_Exercise aim_
Gather all lines from the material that contain the word "withdrawn".

[Figure contents as structured data]
◆ ◆ ◆ ◆
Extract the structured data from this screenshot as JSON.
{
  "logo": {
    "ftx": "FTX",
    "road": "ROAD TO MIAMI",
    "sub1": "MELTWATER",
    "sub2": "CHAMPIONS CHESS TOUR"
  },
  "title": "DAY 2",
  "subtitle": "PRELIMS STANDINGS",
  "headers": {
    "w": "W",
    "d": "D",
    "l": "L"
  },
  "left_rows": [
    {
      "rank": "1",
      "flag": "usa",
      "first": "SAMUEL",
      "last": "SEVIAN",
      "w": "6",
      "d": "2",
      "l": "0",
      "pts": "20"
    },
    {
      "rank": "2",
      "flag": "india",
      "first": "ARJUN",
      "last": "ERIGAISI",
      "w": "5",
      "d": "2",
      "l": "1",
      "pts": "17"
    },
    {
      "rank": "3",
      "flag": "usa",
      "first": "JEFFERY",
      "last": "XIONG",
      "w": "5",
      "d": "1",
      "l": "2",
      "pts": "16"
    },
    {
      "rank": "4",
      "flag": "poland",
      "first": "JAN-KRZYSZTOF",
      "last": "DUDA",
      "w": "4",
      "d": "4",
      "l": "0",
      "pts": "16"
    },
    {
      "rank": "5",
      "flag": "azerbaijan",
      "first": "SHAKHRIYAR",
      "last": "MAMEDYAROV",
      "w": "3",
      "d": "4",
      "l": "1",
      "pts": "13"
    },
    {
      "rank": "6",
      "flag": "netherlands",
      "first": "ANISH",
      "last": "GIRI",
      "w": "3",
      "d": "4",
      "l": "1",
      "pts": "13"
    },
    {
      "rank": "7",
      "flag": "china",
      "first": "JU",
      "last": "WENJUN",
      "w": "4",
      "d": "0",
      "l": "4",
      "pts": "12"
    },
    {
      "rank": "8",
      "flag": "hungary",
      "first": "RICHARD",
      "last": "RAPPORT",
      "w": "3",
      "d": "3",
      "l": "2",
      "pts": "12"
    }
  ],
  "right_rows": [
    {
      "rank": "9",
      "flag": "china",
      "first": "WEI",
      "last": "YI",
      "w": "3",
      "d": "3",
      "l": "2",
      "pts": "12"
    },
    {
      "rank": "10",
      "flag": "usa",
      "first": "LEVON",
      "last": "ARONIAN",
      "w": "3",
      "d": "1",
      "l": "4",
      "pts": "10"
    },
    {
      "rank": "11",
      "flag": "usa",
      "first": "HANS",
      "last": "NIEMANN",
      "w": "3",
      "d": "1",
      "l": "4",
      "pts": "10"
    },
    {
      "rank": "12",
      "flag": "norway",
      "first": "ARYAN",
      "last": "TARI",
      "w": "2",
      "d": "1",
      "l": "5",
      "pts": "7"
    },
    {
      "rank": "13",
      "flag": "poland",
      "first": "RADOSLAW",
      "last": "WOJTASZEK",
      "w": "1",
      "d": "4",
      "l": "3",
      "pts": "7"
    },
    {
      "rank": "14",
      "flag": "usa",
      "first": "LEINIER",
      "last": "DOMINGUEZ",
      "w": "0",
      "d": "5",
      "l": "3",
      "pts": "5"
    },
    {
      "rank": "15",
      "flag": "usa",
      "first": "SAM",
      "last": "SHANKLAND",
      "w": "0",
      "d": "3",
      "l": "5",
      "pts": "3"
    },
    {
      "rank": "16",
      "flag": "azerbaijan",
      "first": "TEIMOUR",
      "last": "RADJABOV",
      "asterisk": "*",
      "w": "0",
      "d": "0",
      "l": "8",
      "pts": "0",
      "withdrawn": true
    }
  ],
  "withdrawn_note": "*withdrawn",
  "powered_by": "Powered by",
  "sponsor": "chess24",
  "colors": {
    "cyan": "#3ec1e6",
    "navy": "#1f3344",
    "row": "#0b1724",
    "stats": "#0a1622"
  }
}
◆ ◆ ◆ ◆
_Response below_
      "withdrawn": true
  "withdrawn_note": "*withdrawn",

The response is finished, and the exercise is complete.